■ **EXERCISE REQUIREMENTS**:
Once the images are set aside, print the remaining lines below exactly.

■ **DATA TO USE**:
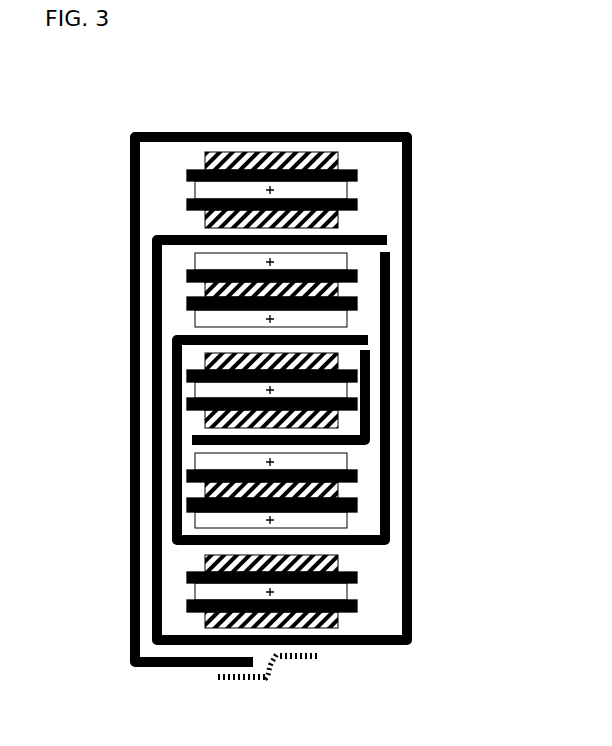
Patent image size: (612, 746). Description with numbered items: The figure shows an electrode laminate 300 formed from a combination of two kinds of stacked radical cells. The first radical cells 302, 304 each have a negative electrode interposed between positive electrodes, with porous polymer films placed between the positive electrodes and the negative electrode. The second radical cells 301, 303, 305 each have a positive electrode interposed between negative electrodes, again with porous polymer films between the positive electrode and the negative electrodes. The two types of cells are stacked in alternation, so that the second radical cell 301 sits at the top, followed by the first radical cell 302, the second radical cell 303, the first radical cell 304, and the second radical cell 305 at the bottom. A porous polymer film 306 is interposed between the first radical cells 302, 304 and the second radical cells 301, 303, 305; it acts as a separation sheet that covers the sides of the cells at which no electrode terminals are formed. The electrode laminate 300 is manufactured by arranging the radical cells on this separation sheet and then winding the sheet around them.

The electrode laminate 300 is at (100, 127).
The second radical cell 301 is at (338, 153).
The first radical cell 302 is at (347, 258).
The second radical cell 303 is at (338, 357).
The first radical cell 304 is at (347, 457).
The second radical cell 305 is at (338, 560).
The porous polymer film 306 is at (412, 602).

■ **RESPONSE TO THIS EXERCISE**:
Patent image size: (612, 746). Description with numbered items: The figure shows an electrode laminate 300 formed from a combination of two kinds of stacked radical cells. The first radical cells 302, 304 each have a negative electrode interposed between positive electrodes, with porous polymer films placed between the positive electrodes and the negative electrode. The second radical cells 301, 303, 305 each have a positive electrode interposed between negative electrodes, again with porous polymer films between the positive electrode and the negative electrodes. The two types of cells are stacked in alternation, so that the second radical cell 301 sits at the top, followed by the first radical cell 302, the second radical cell 303, the first radical cell 304, and the second radical cell 305 at the bottom. A porous polymer film 306 is interposed between the first radical cells 302, 304 and the second radical cells 301, 303, 305; it acts as a separation sheet that covers the sides of the cells at which no electrode terminals are formed. The electrode laminate 300 is manufactured by arranging the radical cells on this separation sheet and then winding the sheet around them.

The electrode laminate 300 is at (100, 127).
The second radical cell 301 is at (338, 153).
The first radical cell 302 is at (347, 258).
The second radical cell 303 is at (338, 357).
The first radical cell 304 is at (347, 457).
The second radical cell 305 is at (338, 560).
The porous polymer film 306 is at (412, 602).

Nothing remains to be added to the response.